§ **TASK GOAL**:
Show all lines of the listing that hold the word "Number".

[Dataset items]
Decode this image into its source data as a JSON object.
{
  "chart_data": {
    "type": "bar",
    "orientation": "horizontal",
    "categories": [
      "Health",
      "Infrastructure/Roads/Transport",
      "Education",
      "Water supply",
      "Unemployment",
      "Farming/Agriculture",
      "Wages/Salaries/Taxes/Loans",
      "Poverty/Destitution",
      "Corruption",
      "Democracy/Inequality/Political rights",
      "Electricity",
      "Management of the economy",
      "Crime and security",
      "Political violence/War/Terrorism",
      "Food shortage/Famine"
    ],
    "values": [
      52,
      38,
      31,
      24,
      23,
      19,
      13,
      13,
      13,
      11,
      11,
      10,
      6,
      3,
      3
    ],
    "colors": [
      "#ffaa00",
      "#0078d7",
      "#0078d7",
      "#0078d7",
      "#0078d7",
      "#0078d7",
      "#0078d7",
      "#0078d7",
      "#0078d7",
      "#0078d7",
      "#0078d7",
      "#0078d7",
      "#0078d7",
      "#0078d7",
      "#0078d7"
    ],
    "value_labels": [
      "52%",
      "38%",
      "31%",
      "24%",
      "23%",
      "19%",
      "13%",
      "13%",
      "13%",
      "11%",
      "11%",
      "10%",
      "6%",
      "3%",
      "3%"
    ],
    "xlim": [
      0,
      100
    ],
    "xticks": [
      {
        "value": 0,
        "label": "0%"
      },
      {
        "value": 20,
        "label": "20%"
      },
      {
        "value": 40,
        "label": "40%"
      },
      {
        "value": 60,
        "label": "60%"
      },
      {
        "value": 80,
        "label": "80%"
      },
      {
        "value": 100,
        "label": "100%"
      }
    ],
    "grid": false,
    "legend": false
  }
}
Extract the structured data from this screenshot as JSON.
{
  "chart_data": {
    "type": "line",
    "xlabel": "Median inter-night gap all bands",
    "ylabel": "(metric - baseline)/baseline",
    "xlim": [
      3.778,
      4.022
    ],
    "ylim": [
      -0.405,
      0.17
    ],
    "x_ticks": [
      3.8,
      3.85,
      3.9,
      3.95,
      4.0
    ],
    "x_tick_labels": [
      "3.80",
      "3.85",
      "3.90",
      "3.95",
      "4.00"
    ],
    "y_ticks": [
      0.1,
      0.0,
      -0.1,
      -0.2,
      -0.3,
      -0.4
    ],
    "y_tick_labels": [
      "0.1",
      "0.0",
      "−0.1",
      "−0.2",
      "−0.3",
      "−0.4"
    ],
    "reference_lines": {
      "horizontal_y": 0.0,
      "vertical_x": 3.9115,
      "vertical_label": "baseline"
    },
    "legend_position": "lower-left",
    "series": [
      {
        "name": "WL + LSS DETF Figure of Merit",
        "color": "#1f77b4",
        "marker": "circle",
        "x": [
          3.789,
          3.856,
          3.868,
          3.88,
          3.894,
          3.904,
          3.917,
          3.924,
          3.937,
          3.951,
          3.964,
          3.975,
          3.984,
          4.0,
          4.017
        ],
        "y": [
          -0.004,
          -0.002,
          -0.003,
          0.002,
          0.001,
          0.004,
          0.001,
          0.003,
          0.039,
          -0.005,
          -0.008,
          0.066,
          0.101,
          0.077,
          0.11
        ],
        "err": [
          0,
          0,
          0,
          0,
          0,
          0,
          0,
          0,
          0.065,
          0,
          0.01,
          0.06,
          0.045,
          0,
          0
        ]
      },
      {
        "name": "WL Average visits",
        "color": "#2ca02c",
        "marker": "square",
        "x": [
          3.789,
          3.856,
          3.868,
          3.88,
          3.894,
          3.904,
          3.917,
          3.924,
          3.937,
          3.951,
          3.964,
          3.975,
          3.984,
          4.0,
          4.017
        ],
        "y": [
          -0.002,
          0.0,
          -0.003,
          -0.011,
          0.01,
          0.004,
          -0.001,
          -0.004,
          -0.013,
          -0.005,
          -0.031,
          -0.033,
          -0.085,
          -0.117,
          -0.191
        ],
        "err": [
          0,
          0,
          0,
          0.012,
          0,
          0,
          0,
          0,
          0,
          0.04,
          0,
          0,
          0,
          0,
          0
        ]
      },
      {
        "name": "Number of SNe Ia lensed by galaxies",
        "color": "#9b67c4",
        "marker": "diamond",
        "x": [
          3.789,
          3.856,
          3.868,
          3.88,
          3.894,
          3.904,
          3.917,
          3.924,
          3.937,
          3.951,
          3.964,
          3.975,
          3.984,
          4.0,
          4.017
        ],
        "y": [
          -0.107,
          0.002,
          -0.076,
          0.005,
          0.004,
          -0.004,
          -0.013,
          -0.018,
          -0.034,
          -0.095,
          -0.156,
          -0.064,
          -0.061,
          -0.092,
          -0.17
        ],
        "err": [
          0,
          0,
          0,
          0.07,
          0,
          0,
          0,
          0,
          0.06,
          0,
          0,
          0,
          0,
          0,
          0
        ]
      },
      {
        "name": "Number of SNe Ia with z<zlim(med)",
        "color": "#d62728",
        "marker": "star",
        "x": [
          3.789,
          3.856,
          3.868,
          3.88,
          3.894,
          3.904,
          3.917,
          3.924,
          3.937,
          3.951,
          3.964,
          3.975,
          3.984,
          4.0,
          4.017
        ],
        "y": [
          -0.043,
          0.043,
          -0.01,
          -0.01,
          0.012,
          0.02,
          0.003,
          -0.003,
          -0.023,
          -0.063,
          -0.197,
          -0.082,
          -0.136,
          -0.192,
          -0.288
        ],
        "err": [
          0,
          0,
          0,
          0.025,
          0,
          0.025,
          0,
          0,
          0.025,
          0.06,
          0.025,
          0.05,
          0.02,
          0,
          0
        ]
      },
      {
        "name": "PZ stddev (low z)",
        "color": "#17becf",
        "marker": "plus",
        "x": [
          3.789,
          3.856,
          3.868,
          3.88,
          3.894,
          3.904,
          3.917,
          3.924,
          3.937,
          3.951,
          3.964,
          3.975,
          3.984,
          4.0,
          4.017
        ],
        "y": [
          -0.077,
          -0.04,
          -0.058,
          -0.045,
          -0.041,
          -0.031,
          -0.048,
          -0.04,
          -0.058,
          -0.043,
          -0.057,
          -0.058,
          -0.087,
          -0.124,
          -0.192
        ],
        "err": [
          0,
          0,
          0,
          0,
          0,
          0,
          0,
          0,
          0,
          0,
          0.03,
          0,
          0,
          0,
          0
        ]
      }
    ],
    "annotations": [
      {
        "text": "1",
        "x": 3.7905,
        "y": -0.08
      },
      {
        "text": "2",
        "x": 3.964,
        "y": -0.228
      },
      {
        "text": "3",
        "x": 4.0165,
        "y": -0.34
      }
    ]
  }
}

§ **TASK ANSWER**:
        "name": "Number of SNe Ia lensed by galaxies",
        "name": "Number of SNe Ia with z<zlim(med)",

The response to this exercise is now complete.